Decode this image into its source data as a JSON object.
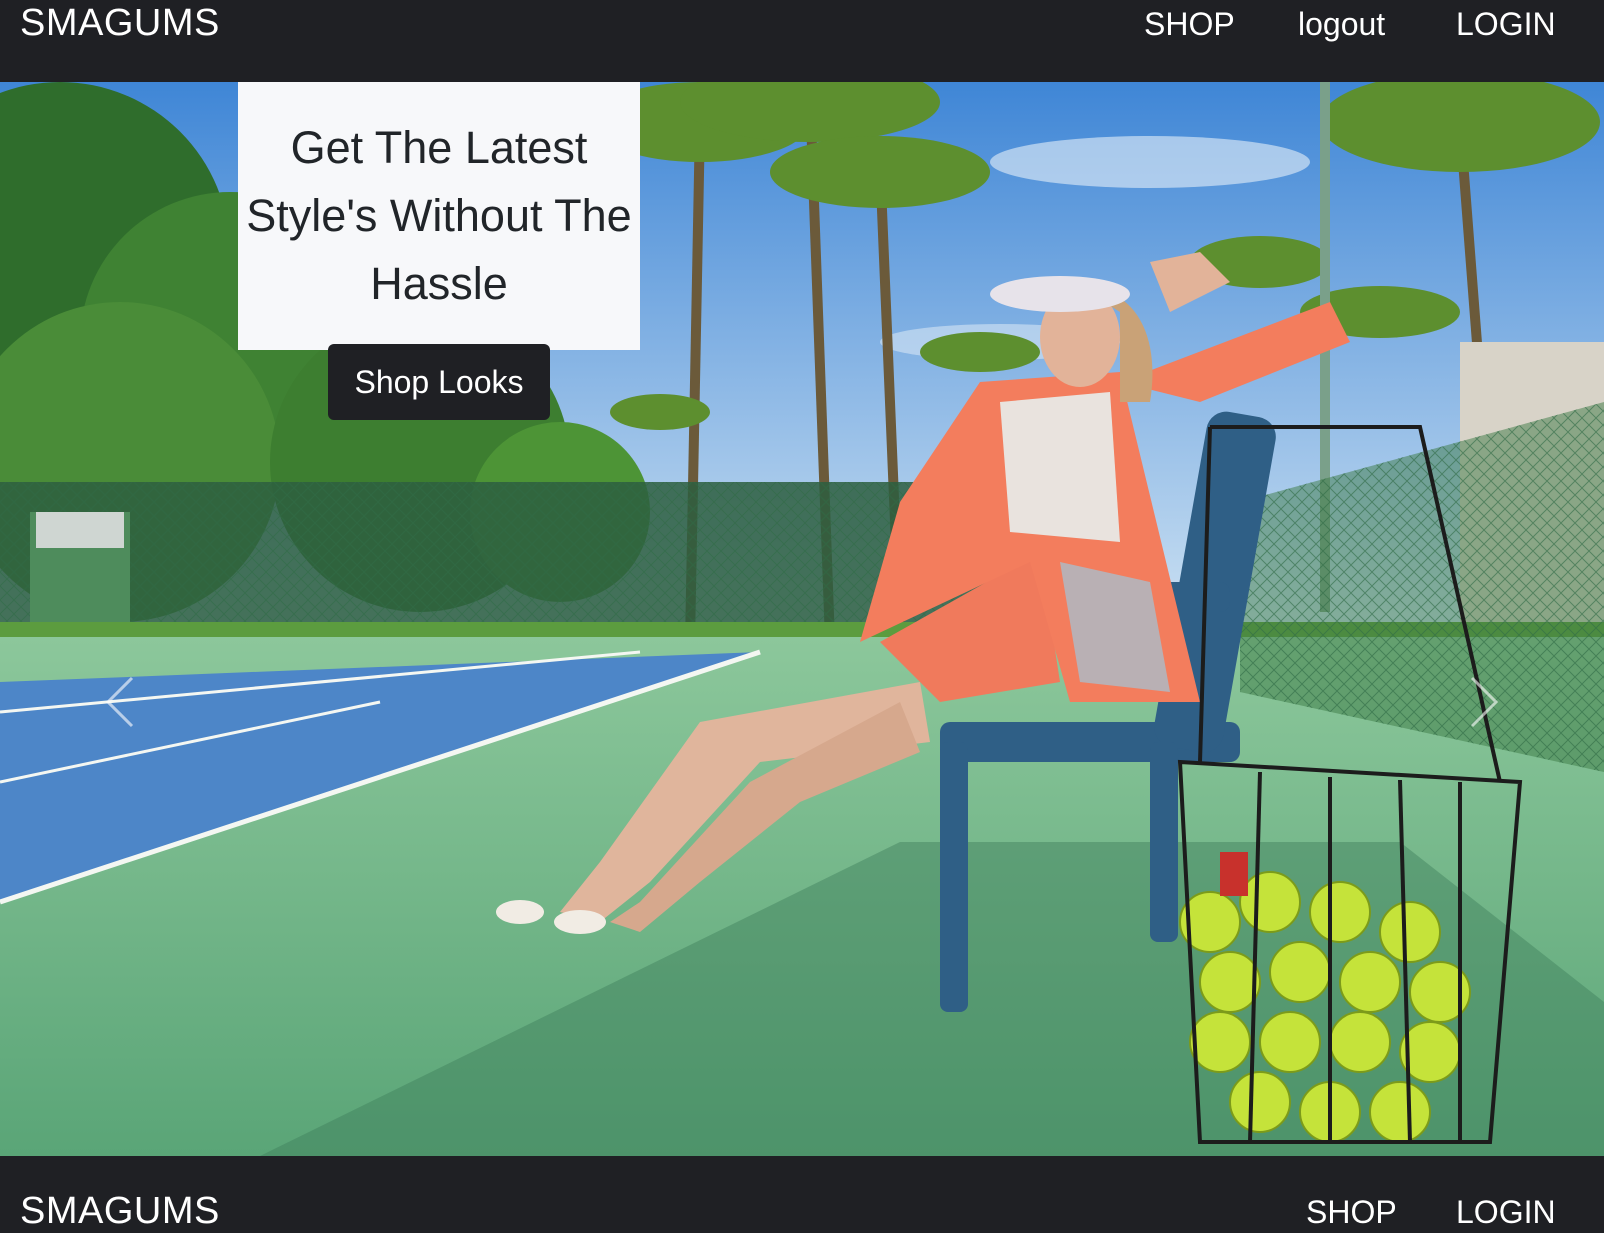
{
  "header": {
    "brand": "SMAGUMS",
    "links": {
      "shop": "SHOP",
      "logout": "logout",
      "login": "LOGIN"
    }
  },
  "hero": {
    "heading": "Get The Latest Style's Without The Hassle",
    "button_label": "Shop Looks",
    "prev_icon": "chevron-left-icon",
    "next_icon": "chevron-right-icon"
  },
  "footer": {
    "brand": "SMAGUMS",
    "links": {
      "shop": "SHOP",
      "login": "LOGIN"
    }
  },
  "colors": {
    "navbar": "#1f2024",
    "caption_bg": "#f7f8fa",
    "caption_text": "#212529",
    "button_bg": "#1f2024"
  }
}
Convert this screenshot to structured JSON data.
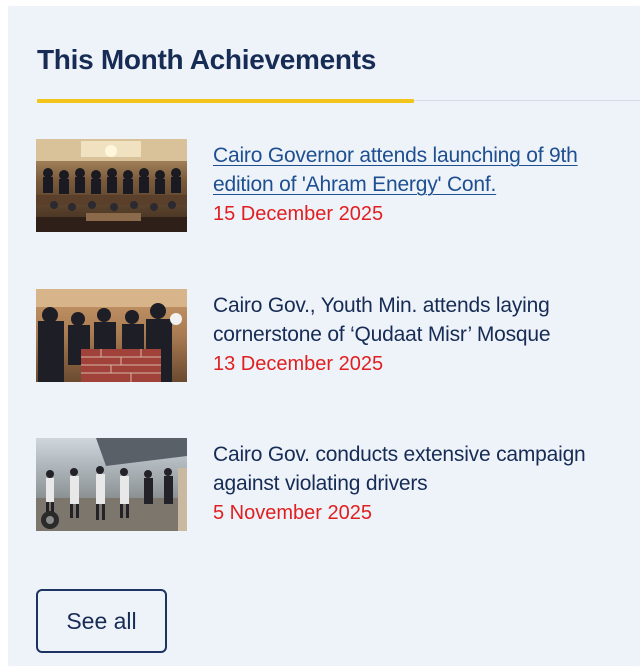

* TASK TO COMPLETE *
Go through the entries above and output them exactly, without pictures.

* SOLUTION FOR THIS EXERCISE *
Decode this image into its source data as a JSON object.
{
  "header": {
    "brand": "SMAGUMS",
    "links": {
      "shop": "SHOP",
      "logout": "logout",
      "login": "LOGIN"
    }
  },
  "hero": {
    "heading": "Get The Latest Style's Without The Hassle",
    "button_label": "Shop Looks",
    "prev_icon": "chevron-left-icon",
    "next_icon": "chevron-right-icon"
  },
  "footer": {
    "brand": "SMAGUMS",
    "links": {
      "shop": "SHOP",
      "login": "LOGIN"
    }
  },
  "colors": {
    "navbar": "#1f2024",
    "caption_bg": "#f7f8fa",
    "caption_text": "#212529",
    "button_bg": "#1f2024"
  }
}
Convert this screenshot to structured JSON data.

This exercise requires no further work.